### STATED TASK
Reproduce each line of the listing exactly.

### EXCERPTED DATA
%%

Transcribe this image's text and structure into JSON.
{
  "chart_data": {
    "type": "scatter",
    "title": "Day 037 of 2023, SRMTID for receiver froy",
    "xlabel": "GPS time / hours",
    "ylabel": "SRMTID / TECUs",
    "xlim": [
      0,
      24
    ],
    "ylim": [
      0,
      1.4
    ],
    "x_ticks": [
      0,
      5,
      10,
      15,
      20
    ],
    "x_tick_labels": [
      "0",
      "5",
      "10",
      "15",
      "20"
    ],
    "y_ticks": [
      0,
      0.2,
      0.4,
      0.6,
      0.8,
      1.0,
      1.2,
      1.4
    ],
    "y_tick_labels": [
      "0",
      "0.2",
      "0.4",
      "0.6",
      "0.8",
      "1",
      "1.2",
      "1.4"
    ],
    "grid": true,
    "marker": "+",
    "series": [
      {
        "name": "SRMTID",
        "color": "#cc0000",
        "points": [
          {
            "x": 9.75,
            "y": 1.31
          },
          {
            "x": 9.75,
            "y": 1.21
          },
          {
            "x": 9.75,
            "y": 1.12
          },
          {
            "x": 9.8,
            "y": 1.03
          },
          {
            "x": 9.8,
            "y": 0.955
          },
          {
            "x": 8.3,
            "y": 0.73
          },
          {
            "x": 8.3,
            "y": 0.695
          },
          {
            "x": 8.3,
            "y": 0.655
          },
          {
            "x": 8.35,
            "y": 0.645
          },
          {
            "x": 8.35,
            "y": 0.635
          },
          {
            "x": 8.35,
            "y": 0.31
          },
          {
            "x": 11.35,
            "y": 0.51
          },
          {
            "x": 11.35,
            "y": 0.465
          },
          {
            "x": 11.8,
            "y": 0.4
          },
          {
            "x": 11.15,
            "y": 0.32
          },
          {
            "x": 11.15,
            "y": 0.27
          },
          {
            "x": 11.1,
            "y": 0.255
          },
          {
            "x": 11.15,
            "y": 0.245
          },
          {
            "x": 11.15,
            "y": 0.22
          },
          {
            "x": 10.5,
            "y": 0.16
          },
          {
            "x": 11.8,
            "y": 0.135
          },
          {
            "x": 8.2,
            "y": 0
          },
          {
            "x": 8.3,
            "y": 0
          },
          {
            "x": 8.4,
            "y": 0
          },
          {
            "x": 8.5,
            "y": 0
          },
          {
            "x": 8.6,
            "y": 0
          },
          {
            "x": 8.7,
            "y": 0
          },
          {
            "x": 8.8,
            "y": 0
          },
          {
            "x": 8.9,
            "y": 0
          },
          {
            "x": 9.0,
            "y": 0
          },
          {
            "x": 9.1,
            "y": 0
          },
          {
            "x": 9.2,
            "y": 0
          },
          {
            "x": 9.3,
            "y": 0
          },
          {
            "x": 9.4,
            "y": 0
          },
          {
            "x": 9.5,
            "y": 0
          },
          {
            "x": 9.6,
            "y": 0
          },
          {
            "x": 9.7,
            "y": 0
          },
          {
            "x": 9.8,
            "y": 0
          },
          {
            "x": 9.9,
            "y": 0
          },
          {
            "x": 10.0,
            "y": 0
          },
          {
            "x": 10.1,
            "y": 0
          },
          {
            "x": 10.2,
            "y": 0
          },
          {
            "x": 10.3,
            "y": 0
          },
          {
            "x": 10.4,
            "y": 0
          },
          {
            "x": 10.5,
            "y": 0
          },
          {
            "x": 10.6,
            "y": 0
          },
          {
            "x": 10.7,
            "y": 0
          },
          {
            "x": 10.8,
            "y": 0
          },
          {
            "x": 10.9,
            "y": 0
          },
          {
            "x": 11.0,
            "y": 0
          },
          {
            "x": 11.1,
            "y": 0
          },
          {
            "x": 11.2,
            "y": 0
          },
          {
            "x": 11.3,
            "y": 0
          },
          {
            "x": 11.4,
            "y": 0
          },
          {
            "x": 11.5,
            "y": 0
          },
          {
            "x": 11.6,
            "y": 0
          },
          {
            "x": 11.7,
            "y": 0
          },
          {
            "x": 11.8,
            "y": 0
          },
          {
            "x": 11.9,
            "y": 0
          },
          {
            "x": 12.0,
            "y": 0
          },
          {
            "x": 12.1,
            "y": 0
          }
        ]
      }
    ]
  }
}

%%

### RESULT
Transcribe this image's text and structure into JSON.
{
  "chart_data": {
    "type": "scatter",
    "title": "Day 037 of 2023, SRMTID for receiver froy",
    "xlabel": "GPS time / hours",
    "ylabel": "SRMTID / TECUs",
    "xlim": [
      0,
      24
    ],
    "ylim": [
      0,
      1.4
    ],
    "x_ticks": [
      0,
      5,
      10,
      15,
      20
    ],
    "x_tick_labels": [
      "0",
      "5",
      "10",
      "15",
      "20"
    ],
    "y_ticks": [
      0,
      0.2,
      0.4,
      0.6,
      0.8,
      1.0,
      1.2,
      1.4
    ],
    "y_tick_labels": [
      "0",
      "0.2",
      "0.4",
      "0.6",
      "0.8",
      "1",
      "1.2",
      "1.4"
    ],
    "grid": true,
    "marker": "+",
    "series": [
      {
        "name": "SRMTID",
        "color": "#cc0000",
        "points": [
          {
            "x": 9.75,
            "y": 1.31
          },
          {
            "x": 9.75,
            "y": 1.21
          },
          {
            "x": 9.75,
            "y": 1.12
          },
          {
            "x": 9.8,
            "y": 1.03
          },
          {
            "x": 9.8,
            "y": 0.955
          },
          {
            "x": 8.3,
            "y": 0.73
          },
          {
            "x": 8.3,
            "y": 0.695
          },
          {
            "x": 8.3,
            "y": 0.655
          },
          {
            "x": 8.35,
            "y": 0.645
          },
          {
            "x": 8.35,
            "y": 0.635
          },
          {
            "x": 8.35,
            "y": 0.31
          },
          {
            "x": 11.35,
            "y": 0.51
          },
          {
            "x": 11.35,
            "y": 0.465
          },
          {
            "x": 11.8,
            "y": 0.4
          },
          {
            "x": 11.15,
            "y": 0.32
          },
          {
            "x": 11.15,
            "y": 0.27
          },
          {
            "x": 11.1,
            "y": 0.255
          },
          {
            "x": 11.15,
            "y": 0.245
          },
          {
            "x": 11.15,
            "y": 0.22
          },
          {
            "x": 10.5,
            "y": 0.16
          },
          {
            "x": 11.8,
            "y": 0.135
          },
          {
            "x": 8.2,
            "y": 0
          },
          {
            "x": 8.3,
            "y": 0
          },
          {
            "x": 8.4,
            "y": 0
          },
          {
            "x": 8.5,
            "y": 0
          },
          {
            "x": 8.6,
            "y": 0
          },
          {
            "x": 8.7,
            "y": 0
          },
          {
            "x": 8.8,
            "y": 0
          },
          {
            "x": 8.9,
            "y": 0
          },
          {
            "x": 9.0,
            "y": 0
          },
          {
            "x": 9.1,
            "y": 0
          },
          {
            "x": 9.2,
            "y": 0
          },
          {
            "x": 9.3,
            "y": 0
          },
          {
            "x": 9.4,
            "y": 0
          },
          {
            "x": 9.5,
            "y": 0
          },
          {
            "x": 9.6,
            "y": 0
          },
          {
            "x": 9.7,
            "y": 0
          },
          {
            "x": 9.8,
            "y": 0
          },
          {
            "x": 9.9,
            "y": 0
          },
          {
            "x": 10.0,
            "y": 0
          },
          {
            "x": 10.1,
            "y": 0
          },
          {
            "x": 10.2,
            "y": 0
          },
          {
            "x": 10.3,
            "y": 0
          },
          {
            "x": 10.4,
            "y": 0
          },
          {
            "x": 10.5,
            "y": 0
          },
          {
            "x": 10.6,
            "y": 0
          },
          {
            "x": 10.7,
            "y": 0
          },
          {
            "x": 10.8,
            "y": 0
          },
          {
            "x": 10.9,
            "y": 0
          },
          {
            "x": 11.0,
            "y": 0
          },
          {
            "x": 11.1,
            "y": 0
          },
          {
            "x": 11.2,
            "y": 0
          },
          {
            "x": 11.3,
            "y": 0
          },
          {
            "x": 11.4,
            "y": 0
          },
          {
            "x": 11.5,
            "y": 0
          },
          {
            "x": 11.6,
            "y": 0
          },
          {
            "x": 11.7,
            "y": 0
          },
          {
            "x": 11.8,
            "y": 0
          },
          {
            "x": 11.9,
            "y": 0
          },
          {
            "x": 12.0,
            "y": 0
          },
          {
            "x": 12.1,
            "y": 0
          }
        ]
      }
    ]
  }
}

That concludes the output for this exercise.